Während die ersten paar Frames dieses zweiten Finaltages immerhin noch umkämpft sind, nimmt Selby bald so viel Fahrt auf, dass John Higgins unfreiwillig viel Zeit im Sitzen verbringen muss. Zwar zieht der Weltmeister nicht die ganz hohen Breaks durch, das Spiel ist zumeist von langen Taktikduellen geprägt. Selbys Serie fällt dadurch aber nicht weniger beeindruckend aus: Von den ersten elf Frames des Tages gewinnt er nicht weniger als neun, dreht seinen Rückstand von drei Frames damit in einen 16:12-Vorsprung und sieht zu diesem Zeitpunkt wie der sichere und verdiente Sieger aus.

Aber: Das Schicksal und John Higgins beschließen gemeinsam, es dem Weltmeister in dieser allerletzten Session doch nicht ganz so einfach zu machen. Der 41-jährige Higgins, der am zweiten Finaltag bis zu diesem Zeitpunkt kaum Land gesehen hat, rappelt sich noch einmal auf. In an seinen Altersgenossen, Ex-Boxweltmeister Wladimir Klitschko, gemahnender Manier schlägt "The Wizard of Wishaw" unerwartet hart zurück, holt buchstäblich aus dem Nichts drei Frames in Folge und verkürzt damit auf 15:16.

Strittige Entscheidung

Besonders dramatisch geht es im Zuge dieser Aufholjagd im 31. Frame zu. Da will Mark Selby nämlich seinen Gegner snookern, indem er den Spielball möglichst knapp hinter Schwarz verbirgt. Der Plan geht im Prinzip auf, die Frage ist nur: Hat Selby den schwarzen Ball regelkonform mit dem Spielball berührt oder diesen nur ohne Kontakt angenähert und damit ein Foul begangen?

Schiedsrichter Jan Verhaas entscheidet zunächst auf Foul, wird nach Reklamation Selbys aber von seinem Assistenten am Monitor darauf hingewiesen, dass ein Kontakt stattgefunden habe. Gerade als Verhaas seine Entscheidung revidieren will, korrigiert der zweite Schiedsrichter sein Urteil: Der Kontakt sei bei genauerer Betrachtung des Videomaterials nicht mehr eindeutig zu erkennen. So entscheidet Verhaas seinen eigenen Augen trauend kurzerhand doch noch auf Foul von Mark Selby! Der hat damit an seines Gegners statt sich selber gesnookert – Selby verliert den Frame in der Folge und muss John Higgins noch einmal auf Tuchfühlung herankommen lassen.

## Aufgabe 1
Kannst du die Datensätze von der Zeile mit "main-frame: 2011 4" bis hinunter zur Zeile mit "svg-text:ん: ん xyxy=(62,13,79,33)" in eine Markdown-Tabelle mit den Spalten „Nr“ und „Eintrag“ umwandeln, wobei Leerzeilen wegfallen?

[Datensätze zu Bildelementen mit Begrenzungsrahmen]

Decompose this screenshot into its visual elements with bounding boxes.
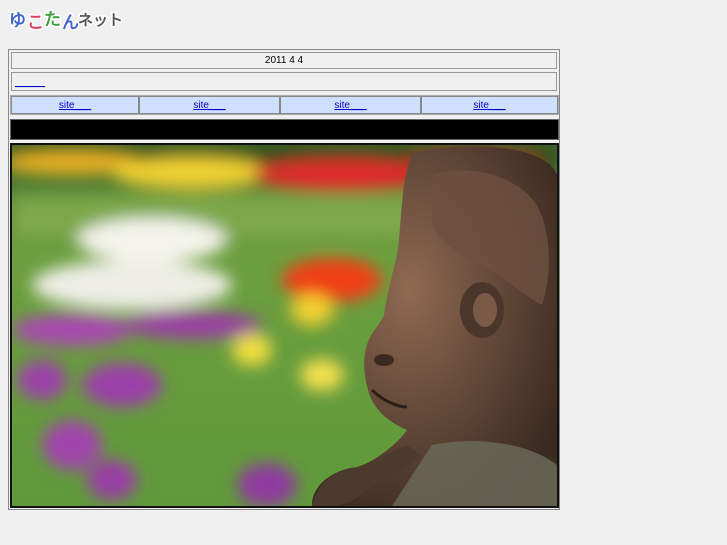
main-frame: 2011 4 4 ______ site___ site___ site___ … xyxy=(8,49,560,510)
top-link[interactable]: ______ xyxy=(15,77,45,87)
nav-item-4[interactable]: site___ xyxy=(421,96,558,114)
banner-bar xyxy=(10,119,559,140)
nav-item-2[interactable]: site___ xyxy=(139,96,280,114)
statue-tulips-photo xyxy=(10,143,559,508)
svg-text:ゆ: ゆ xyxy=(9,11,26,31)
nav-link-2[interactable]: site___ xyxy=(193,100,225,111)
nav-bar: site___ site___ site___ site___ xyxy=(10,95,559,115)
nav-link-3[interactable]: site___ xyxy=(334,100,366,111)
nav-link-1[interactable]: site___ xyxy=(59,100,91,111)
svg-text:こ: こ xyxy=(27,13,44,33)
svg-text:ん: ん xyxy=(62,13,79,33)
nav-item-3[interactable]: site___ xyxy=(280,96,421,114)
svg-text:た: た xyxy=(44,10,61,30)
svg-text:ネット: ネット xyxy=(78,11,123,29)
nav-link-4[interactable]: site___ xyxy=(473,100,505,111)
site-logo[interactable]: ゆ こ た ん ネット xyxy=(8,6,134,35)
nav-item-1[interactable]: site___ xyxy=(11,96,139,114)
top-link-row: ______ xyxy=(11,72,557,91)
date-row: 2011 4 4 xyxy=(11,52,557,69)
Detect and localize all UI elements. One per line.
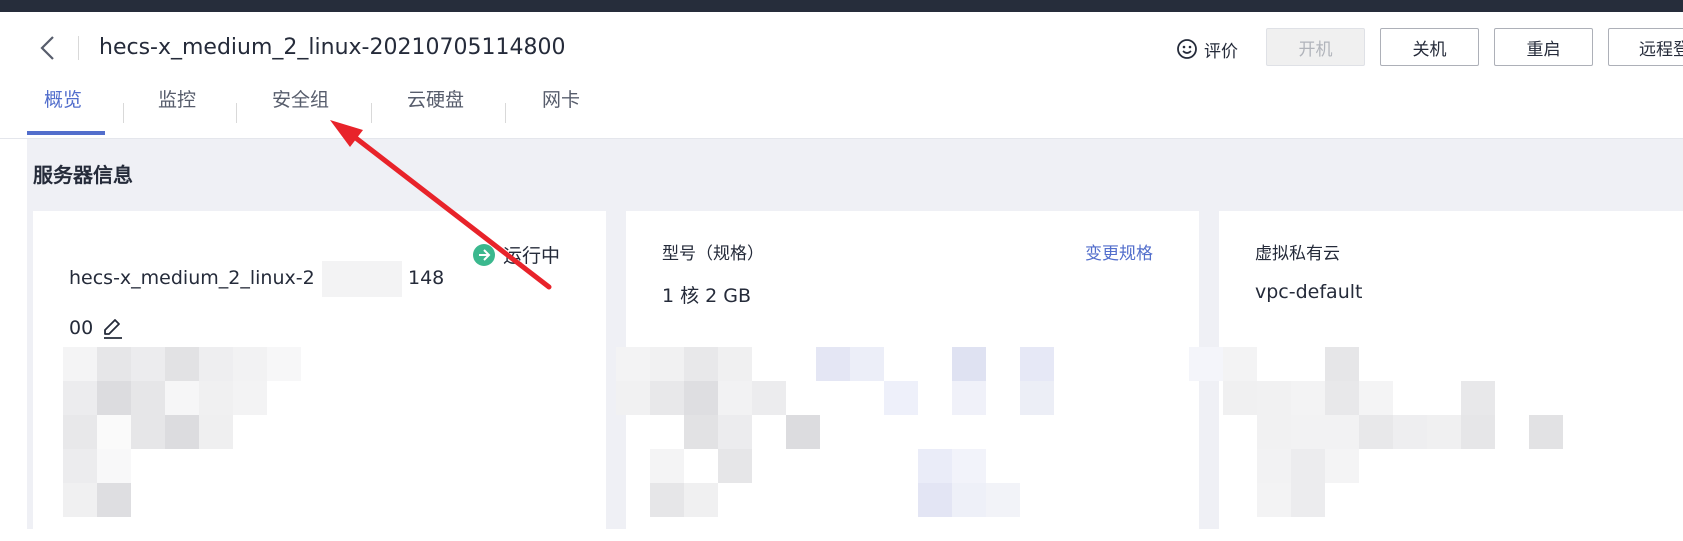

## Aufgabe 2
Wie lautet der Abschnitt im Text zum Snooker-Finale von "Besonders dramatisch geht" bis hinunter zu "ein Foul begangen?", wenn du darin "Spielball" durch "Stoßball" ersetzt?

## Musterlösung 1
| Nr | Eintrag |
|---|---|
| 1 | main-frame: 2011 4 4 ______ site___ site___ site___ … xyxy=(8,49,560,510) |
| 2 | top-link[interactable]: ______ xyxy=(15,77,45,87) |
| 3 | nav-item-4[interactable]: site___ xyxy=(421,96,558,114) |
| 4 | banner-bar xyxy=(10,119,559,140) |
| 5 | nav-item-2[interactable]: site___ xyxy=(139,96,280,114) |
| 6 | statue-tulips-photo xyxy=(10,143,559,508) |
| 7 | svg-text:ゆ: ゆ xyxy=(9,11,26,31) |
| 8 | nav-link-2[interactable]: site___ xyxy=(193,100,225,111) |
| 9 | nav-bar: site___ site___ site___ site___ xyxy=(10,95,559,115) |
| 10 | nav-link-3[interactable]: site___ xyxy=(334,100,366,111) |
| 11 | nav-link-1[interactable]: site___ xyxy=(59,100,91,111) |
| 12 | svg-text:こ: こ xyxy=(27,13,44,33) |
| 13 | svg-text:ん: ん xyxy=(62,13,79,33) |

## Musterlösung 2
Besonders dramatisch geht es im Zuge dieser Aufholjagd im 31. Frame zu. Da will Mark Selby nämlich seinen Gegner snookern, indem er den Stoßball möglichst knapp hinter Schwarz verbirgt. Der Plan geht im Prinzip auf, die Frage ist nur: Hat Selby den schwarzen Ball regelkonform mit dem Stoßball berührt oder diesen nur ohne Kontakt angenähert und damit ein Foul begangen?